> _STATED PROBLEM_
Quote all entries in full, exactly.

══════

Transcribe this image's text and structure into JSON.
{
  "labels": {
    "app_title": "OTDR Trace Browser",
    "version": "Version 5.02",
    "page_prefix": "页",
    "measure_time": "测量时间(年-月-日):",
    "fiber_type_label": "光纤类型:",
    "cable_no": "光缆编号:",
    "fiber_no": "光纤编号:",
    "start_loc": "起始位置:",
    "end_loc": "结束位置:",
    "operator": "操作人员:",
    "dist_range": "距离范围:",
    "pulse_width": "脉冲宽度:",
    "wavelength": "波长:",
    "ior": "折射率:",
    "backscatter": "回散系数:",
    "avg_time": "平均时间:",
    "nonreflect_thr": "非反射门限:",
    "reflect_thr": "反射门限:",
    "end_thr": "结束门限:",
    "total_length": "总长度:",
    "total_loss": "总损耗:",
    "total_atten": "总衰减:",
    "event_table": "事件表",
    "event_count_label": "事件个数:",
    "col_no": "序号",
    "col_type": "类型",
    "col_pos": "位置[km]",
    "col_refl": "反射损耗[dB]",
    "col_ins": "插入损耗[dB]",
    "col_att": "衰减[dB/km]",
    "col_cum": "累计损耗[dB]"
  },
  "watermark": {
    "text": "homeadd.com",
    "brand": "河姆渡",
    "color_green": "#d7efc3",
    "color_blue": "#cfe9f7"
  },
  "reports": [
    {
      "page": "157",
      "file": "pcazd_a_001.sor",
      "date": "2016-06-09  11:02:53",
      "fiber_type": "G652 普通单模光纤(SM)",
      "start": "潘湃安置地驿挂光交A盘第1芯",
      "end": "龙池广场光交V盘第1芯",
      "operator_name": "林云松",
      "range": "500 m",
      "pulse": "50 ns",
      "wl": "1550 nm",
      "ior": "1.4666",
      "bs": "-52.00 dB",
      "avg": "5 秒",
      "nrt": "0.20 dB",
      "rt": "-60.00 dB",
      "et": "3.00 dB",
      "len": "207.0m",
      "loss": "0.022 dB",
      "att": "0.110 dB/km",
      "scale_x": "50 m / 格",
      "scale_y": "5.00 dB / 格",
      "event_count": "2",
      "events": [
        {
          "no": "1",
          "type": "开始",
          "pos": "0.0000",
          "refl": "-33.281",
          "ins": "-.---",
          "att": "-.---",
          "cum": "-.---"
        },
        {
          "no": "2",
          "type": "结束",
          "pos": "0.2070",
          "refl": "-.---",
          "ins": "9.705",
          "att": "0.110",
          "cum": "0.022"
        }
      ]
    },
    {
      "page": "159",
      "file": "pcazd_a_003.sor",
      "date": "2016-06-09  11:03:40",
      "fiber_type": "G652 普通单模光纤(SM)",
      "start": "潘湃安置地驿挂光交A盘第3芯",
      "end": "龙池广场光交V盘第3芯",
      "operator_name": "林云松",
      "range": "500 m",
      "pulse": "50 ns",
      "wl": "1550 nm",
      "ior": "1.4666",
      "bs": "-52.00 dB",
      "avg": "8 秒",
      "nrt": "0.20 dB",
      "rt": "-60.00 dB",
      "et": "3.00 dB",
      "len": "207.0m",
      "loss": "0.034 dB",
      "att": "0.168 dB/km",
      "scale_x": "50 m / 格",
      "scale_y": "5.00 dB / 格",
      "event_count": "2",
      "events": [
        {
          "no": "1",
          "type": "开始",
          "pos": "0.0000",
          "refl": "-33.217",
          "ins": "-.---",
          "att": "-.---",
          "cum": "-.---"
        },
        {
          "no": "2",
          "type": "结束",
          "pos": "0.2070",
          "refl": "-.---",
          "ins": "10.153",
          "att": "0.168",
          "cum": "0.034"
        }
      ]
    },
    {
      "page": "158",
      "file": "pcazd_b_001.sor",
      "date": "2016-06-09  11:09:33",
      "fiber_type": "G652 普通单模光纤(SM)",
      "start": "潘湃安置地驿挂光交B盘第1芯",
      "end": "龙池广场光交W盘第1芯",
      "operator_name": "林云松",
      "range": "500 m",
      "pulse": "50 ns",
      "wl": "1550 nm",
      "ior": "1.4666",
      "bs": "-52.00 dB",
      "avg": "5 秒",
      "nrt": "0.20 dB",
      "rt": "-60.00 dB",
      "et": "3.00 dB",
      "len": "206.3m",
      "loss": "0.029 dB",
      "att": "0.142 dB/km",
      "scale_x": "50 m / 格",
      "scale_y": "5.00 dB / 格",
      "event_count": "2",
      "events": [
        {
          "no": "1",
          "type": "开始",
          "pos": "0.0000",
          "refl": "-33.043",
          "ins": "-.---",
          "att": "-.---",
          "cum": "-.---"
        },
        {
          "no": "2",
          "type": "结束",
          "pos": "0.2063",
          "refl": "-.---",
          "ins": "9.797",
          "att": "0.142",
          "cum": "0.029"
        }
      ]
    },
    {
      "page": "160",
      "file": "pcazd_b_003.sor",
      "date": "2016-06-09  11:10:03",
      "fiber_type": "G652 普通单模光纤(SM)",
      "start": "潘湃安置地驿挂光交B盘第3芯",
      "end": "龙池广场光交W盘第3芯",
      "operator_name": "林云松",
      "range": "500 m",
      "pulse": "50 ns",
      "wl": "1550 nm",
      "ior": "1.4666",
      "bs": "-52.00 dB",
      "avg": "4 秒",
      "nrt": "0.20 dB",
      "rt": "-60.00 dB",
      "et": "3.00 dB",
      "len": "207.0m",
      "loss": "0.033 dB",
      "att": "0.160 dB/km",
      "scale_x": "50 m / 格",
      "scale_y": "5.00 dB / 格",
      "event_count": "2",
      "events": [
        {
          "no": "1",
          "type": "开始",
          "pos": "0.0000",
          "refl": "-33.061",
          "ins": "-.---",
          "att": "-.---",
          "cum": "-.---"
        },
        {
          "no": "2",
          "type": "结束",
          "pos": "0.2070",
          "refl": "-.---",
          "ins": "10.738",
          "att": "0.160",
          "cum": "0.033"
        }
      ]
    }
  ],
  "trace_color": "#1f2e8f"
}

══════

> _SOLVED PROBLEM_
Transcribe this image's text and structure into JSON.
{
  "labels": {
    "app_title": "OTDR Trace Browser",
    "version": "Version 5.02",
    "page_prefix": "页",
    "measure_time": "测量时间(年-月-日):",
    "fiber_type_label": "光纤类型:",
    "cable_no": "光缆编号:",
    "fiber_no": "光纤编号:",
    "start_loc": "起始位置:",
    "end_loc": "结束位置:",
    "operator": "操作人员:",
    "dist_range": "距离范围:",
    "pulse_width": "脉冲宽度:",
    "wavelength": "波长:",
    "ior": "折射率:",
    "backscatter": "回散系数:",
    "avg_time": "平均时间:",
    "nonreflect_thr": "非反射门限:",
    "reflect_thr": "反射门限:",
    "end_thr": "结束门限:",
    "total_length": "总长度:",
    "total_loss": "总损耗:",
    "total_atten": "总衰减:",
    "event_table": "事件表",
    "event_count_label": "事件个数:",
    "col_no": "序号",
    "col_type": "类型",
    "col_pos": "位置[km]",
    "col_refl": "反射损耗[dB]",
    "col_ins": "插入损耗[dB]",
    "col_att": "衰减[dB/km]",
    "col_cum": "累计损耗[dB]"
  },
  "watermark": {
    "text": "homeadd.com",
    "brand": "河姆渡",
    "color_green": "#d7efc3",
    "color_blue": "#cfe9f7"
  },
  "reports": [
    {
      "page": "157",
      "file": "pcazd_a_001.sor",
      "date": "2016-06-09  11:02:53",
      "fiber_type": "G652 普通单模光纤(SM)",
      "start": "潘湃安置地驿挂光交A盘第1芯",
      "end": "龙池广场光交V盘第1芯",
      "operator_name": "林云松",
      "range": "500 m",
      "pulse": "50 ns",
      "wl": "1550 nm",
      "ior": "1.4666",
      "bs": "-52.00 dB",
      "avg": "5 秒",
      "nrt": "0.20 dB",
      "rt": "-60.00 dB",
      "et": "3.00 dB",
      "len": "207.0m",
      "loss": "0.022 dB",
      "att": "0.110 dB/km",
      "scale_x": "50 m / 格",
      "scale_y": "5.00 dB / 格",
      "event_count": "2",
      "events": [
        {
          "no": "1",
          "type": "开始",
          "pos": "0.0000",
          "refl": "-33.281",
          "ins": "-.---",
          "att": "-.---",
          "cum": "-.---"
        },
        {
          "no": "2",
          "type": "结束",
          "pos": "0.2070",
          "refl": "-.---",
          "ins": "9.705",
          "att": "0.110",
          "cum": "0.022"
        }
      ]
    },
    {
      "page": "159",
      "file": "pcazd_a_003.sor",
      "date": "2016-06-09  11:03:40",
      "fiber_type": "G652 普通单模光纤(SM)",
      "start": "潘湃安置地驿挂光交A盘第3芯",
      "end": "龙池广场光交V盘第3芯",
      "operator_name": "林云松",
      "range": "500 m",
      "pulse": "50 ns",
      "wl": "1550 nm",
      "ior": "1.4666",
      "bs": "-52.00 dB",
      "avg": "8 秒",
      "nrt": "0.20 dB",
      "rt": "-60.00 dB",
      "et": "3.00 dB",
      "len": "207.0m",
      "loss": "0.034 dB",
      "att": "0.168 dB/km",
      "scale_x": "50 m / 格",
      "scale_y": "5.00 dB / 格",
      "event_count": "2",
      "events": [
        {
          "no": "1",
          "type": "开始",
          "pos": "0.0000",
          "refl": "-33.217",
          "ins": "-.---",
          "att": "-.---",
          "cum": "-.---"
        },
        {
          "no": "2",
          "type": "结束",
          "pos": "0.2070",
          "refl": "-.---",
          "ins": "10.153",
          "att": "0.168",
          "cum": "0.034"
        }
      ]
    },
    {
      "page": "158",
      "file": "pcazd_b_001.sor",
      "date": "2016-06-09  11:09:33",
      "fiber_type": "G652 普通单模光纤(SM)",
      "start": "潘湃安置地驿挂光交B盘第1芯",
      "end": "龙池广场光交W盘第1芯",
      "operator_name": "林云松",
      "range": "500 m",
      "pulse": "50 ns",
      "wl": "1550 nm",
      "ior": "1.4666",
      "bs": "-52.00 dB",
      "avg": "5 秒",
      "nrt": "0.20 dB",
      "rt": "-60.00 dB",
      "et": "3.00 dB",
      "len": "206.3m",
      "loss": "0.029 dB",
      "att": "0.142 dB/km",
      "scale_x": "50 m / 格",
      "scale_y": "5.00 dB / 格",
      "event_count": "2",
      "events": [
        {
          "no": "1",
          "type": "开始",
          "pos": "0.0000",
          "refl": "-33.043",
          "ins": "-.---",
          "att": "-.---",
          "cum": "-.---"
        },
        {
          "no": "2",
          "type": "结束",
          "pos": "0.2063",
          "refl": "-.---",
          "ins": "9.797",
          "att": "0.142",
          "cum": "0.029"
        }
      ]
    },
    {
      "page": "160",
      "file": "pcazd_b_003.sor",
      "date": "2016-06-09  11:10:03",
      "fiber_type": "G652 普通单模光纤(SM)",
      "start": "潘湃安置地驿挂光交B盘第3芯",
      "end": "龙池广场光交W盘第3芯",
      "operator_name": "林云松",
      "range": "500 m",
      "pulse": "50 ns",
      "wl": "1550 nm",
      "ior": "1.4666",
      "bs": "-52.00 dB",
      "avg": "4 秒",
      "nrt": "0.20 dB",
      "rt": "-60.00 dB",
      "et": "3.00 dB",
      "len": "207.0m",
      "loss": "0.033 dB",
      "att": "0.160 dB/km",
      "scale_x": "50 m / 格",
      "scale_y": "5.00 dB / 格",
      "event_count": "2",
      "events": [
        {
          "no": "1",
          "type": "开始",
          "pos": "0.0000",
          "refl": "-33.061",
          "ins": "-.---",
          "att": "-.---",
          "cum": "-.---"
        },
        {
          "no": "2",
          "type": "结束",
          "pos": "0.2070",
          "refl": "-.---",
          "ins": "10.738",
          "att": "0.160",
          "cum": "0.033"
        }
      ]
    }
  ],
  "trace_color": "#1f2e8f"
}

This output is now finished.